Exercise brief
Determine how many lines contain the string "this", then reply with that figure only.

Given entries
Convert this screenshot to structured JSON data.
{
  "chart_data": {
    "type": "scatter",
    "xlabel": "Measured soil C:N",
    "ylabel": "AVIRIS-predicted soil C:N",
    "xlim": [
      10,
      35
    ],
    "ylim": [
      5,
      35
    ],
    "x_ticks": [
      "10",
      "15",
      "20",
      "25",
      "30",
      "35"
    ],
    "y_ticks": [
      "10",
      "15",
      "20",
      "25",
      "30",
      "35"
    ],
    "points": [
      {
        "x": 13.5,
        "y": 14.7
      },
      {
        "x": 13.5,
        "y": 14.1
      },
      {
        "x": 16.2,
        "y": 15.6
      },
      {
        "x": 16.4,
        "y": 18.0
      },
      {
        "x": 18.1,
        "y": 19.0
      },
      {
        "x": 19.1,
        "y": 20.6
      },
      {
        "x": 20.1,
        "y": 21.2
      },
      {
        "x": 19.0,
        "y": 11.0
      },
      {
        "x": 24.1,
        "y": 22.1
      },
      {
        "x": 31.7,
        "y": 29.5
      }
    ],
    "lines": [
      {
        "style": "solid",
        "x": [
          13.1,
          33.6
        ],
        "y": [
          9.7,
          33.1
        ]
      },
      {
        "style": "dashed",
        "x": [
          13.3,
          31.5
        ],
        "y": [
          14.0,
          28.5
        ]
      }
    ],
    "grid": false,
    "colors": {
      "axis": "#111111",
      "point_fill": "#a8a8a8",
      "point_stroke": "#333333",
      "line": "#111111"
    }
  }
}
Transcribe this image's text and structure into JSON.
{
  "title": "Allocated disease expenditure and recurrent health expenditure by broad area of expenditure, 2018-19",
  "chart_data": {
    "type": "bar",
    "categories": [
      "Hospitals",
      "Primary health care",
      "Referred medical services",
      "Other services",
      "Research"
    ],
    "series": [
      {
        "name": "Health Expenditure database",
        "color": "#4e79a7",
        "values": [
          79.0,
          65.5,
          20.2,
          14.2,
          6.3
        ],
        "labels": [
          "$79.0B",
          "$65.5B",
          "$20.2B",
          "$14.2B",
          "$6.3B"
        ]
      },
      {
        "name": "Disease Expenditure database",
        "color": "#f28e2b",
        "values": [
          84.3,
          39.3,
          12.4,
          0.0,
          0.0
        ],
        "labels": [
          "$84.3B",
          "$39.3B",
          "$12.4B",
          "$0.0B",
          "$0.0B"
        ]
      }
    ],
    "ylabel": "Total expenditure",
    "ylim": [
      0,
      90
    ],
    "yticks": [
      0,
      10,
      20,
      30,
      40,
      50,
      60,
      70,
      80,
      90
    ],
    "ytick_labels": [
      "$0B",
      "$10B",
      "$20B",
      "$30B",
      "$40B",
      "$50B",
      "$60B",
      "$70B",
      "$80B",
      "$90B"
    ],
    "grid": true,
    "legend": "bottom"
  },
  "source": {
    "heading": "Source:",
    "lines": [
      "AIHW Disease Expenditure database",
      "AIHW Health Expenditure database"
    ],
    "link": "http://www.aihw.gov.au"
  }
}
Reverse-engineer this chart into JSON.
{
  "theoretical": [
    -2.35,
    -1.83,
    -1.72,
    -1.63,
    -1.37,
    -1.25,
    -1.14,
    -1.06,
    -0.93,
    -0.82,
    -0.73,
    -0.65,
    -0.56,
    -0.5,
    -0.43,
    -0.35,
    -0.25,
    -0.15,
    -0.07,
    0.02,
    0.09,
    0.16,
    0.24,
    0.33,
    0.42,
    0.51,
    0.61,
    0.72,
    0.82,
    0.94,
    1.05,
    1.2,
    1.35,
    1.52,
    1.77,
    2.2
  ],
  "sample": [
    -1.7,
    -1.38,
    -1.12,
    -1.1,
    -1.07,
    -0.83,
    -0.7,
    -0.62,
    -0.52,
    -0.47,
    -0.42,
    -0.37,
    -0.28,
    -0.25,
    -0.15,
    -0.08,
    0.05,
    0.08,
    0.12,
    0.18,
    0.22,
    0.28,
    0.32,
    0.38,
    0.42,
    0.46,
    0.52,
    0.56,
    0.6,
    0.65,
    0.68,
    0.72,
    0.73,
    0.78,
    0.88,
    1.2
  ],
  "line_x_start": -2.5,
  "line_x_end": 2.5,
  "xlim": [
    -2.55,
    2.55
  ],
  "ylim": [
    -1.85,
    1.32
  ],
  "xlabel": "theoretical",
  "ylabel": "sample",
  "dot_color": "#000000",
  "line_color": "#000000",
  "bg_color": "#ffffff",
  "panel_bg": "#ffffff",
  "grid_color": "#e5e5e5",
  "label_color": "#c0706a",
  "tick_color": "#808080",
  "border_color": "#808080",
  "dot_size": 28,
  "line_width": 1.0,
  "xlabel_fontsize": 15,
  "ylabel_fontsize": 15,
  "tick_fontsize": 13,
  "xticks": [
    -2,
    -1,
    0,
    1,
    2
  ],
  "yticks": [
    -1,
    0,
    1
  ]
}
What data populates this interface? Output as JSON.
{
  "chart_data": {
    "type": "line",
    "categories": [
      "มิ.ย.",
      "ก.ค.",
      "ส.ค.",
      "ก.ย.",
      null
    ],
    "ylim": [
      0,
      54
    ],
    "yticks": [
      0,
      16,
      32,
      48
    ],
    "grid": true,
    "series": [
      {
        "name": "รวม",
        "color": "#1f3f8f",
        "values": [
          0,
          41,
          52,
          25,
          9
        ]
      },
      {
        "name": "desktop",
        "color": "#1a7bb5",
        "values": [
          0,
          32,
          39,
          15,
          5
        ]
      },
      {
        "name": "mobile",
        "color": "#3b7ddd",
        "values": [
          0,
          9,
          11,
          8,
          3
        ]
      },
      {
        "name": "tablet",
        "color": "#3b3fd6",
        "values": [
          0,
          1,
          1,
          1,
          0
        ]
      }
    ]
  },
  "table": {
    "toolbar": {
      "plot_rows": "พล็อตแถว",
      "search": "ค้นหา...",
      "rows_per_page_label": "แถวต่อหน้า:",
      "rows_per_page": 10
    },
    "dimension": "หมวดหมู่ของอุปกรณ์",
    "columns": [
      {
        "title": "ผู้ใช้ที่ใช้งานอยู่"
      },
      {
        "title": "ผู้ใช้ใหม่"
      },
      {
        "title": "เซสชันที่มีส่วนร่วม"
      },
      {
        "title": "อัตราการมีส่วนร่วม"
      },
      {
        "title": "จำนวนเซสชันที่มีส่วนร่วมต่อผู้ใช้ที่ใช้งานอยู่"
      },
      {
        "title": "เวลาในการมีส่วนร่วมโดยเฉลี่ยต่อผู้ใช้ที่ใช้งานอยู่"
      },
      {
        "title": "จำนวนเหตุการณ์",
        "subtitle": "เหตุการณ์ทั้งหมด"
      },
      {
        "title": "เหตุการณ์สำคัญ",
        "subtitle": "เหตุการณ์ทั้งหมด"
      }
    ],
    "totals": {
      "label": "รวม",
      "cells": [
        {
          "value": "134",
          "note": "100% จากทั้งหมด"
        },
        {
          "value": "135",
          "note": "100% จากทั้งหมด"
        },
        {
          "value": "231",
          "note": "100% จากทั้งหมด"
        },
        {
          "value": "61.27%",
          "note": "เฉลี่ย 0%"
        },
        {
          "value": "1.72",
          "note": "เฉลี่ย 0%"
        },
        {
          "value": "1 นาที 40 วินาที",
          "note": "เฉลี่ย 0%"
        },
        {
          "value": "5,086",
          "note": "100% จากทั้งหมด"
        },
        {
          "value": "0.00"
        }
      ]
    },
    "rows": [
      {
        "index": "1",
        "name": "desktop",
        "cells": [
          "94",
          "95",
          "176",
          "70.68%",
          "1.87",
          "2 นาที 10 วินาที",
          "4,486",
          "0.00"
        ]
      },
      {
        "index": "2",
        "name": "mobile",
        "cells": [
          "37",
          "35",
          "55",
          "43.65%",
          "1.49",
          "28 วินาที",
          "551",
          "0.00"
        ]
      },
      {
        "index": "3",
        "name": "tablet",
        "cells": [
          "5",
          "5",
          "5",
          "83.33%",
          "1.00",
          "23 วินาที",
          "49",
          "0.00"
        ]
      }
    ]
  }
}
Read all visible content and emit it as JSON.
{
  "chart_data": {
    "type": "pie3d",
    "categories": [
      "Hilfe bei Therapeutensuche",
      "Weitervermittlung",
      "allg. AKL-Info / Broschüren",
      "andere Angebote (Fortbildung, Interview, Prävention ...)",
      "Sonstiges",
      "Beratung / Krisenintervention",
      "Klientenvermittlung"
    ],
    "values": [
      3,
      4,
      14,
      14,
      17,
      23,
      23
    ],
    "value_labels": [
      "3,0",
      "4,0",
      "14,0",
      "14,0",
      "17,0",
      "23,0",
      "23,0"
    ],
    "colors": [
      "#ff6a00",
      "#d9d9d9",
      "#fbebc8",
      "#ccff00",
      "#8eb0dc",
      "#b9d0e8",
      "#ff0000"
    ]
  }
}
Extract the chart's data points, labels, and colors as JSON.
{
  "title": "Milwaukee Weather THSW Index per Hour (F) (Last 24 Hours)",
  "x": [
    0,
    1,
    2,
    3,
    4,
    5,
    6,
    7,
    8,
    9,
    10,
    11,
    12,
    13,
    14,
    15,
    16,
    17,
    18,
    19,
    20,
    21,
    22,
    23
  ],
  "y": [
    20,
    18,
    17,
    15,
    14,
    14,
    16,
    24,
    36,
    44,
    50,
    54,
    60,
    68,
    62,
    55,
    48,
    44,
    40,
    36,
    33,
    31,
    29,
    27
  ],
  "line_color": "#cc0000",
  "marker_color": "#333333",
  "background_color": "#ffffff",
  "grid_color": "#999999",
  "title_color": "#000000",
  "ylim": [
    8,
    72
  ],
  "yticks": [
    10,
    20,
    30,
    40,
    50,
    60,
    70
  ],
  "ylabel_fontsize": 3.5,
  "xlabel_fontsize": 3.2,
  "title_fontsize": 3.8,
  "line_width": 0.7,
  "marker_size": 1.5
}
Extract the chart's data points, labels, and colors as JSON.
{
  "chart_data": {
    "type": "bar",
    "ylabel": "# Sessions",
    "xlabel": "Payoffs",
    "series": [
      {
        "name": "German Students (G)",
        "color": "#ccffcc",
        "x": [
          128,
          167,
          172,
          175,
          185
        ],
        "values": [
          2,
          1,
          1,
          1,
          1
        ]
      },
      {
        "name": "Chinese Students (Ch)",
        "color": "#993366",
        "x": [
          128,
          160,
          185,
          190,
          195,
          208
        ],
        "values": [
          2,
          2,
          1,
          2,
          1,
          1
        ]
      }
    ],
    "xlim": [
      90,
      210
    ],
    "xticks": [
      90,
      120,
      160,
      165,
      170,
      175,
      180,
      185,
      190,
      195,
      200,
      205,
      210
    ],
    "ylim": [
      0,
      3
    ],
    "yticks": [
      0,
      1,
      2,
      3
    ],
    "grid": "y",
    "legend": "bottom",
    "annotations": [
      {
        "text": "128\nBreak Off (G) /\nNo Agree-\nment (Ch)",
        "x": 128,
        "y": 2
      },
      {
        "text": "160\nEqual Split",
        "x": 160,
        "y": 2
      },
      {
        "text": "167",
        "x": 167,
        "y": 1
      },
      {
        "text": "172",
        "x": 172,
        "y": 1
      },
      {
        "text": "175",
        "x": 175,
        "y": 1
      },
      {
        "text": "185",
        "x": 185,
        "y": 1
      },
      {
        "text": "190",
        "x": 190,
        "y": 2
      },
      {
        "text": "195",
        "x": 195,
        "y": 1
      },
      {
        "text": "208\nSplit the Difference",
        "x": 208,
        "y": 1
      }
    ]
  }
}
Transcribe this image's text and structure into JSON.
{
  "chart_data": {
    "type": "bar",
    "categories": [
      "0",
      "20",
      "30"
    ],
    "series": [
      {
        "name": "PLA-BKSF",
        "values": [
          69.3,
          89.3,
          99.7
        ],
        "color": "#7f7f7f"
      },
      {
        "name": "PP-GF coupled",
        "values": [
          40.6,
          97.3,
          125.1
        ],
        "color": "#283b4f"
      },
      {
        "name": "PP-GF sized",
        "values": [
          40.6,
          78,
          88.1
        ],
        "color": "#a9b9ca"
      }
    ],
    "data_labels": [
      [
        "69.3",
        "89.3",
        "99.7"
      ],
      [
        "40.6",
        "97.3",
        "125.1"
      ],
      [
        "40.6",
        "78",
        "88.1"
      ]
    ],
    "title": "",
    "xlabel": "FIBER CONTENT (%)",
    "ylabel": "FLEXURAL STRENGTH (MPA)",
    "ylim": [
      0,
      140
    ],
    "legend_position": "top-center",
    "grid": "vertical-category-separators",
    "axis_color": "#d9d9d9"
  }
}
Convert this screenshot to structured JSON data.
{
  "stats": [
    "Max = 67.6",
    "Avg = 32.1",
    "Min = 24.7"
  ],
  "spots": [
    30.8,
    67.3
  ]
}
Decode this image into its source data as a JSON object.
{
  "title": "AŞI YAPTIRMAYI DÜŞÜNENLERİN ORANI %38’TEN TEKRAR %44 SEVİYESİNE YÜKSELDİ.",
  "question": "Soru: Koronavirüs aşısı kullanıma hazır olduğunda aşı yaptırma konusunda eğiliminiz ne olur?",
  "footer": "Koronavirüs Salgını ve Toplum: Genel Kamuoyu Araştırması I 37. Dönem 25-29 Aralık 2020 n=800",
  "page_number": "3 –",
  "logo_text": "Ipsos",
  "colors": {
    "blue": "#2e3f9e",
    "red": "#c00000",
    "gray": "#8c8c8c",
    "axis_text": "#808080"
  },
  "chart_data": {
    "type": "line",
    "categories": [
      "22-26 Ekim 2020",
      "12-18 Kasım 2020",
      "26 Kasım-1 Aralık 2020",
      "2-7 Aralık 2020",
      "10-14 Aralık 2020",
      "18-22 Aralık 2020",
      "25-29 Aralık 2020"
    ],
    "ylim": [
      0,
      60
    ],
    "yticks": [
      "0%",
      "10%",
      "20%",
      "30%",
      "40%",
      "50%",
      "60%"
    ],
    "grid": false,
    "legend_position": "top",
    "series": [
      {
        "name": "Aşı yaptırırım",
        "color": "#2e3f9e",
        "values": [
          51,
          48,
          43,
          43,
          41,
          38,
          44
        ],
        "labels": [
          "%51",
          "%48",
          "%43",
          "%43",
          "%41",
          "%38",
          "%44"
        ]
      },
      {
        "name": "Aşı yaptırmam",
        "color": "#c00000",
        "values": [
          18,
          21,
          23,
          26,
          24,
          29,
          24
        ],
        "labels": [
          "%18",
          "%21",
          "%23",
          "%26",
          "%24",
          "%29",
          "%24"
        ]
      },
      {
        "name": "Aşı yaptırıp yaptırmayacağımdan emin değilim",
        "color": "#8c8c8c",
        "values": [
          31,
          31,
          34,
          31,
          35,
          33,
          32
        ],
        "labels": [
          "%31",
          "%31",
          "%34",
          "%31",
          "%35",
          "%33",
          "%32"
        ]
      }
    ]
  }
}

Answer to the task
7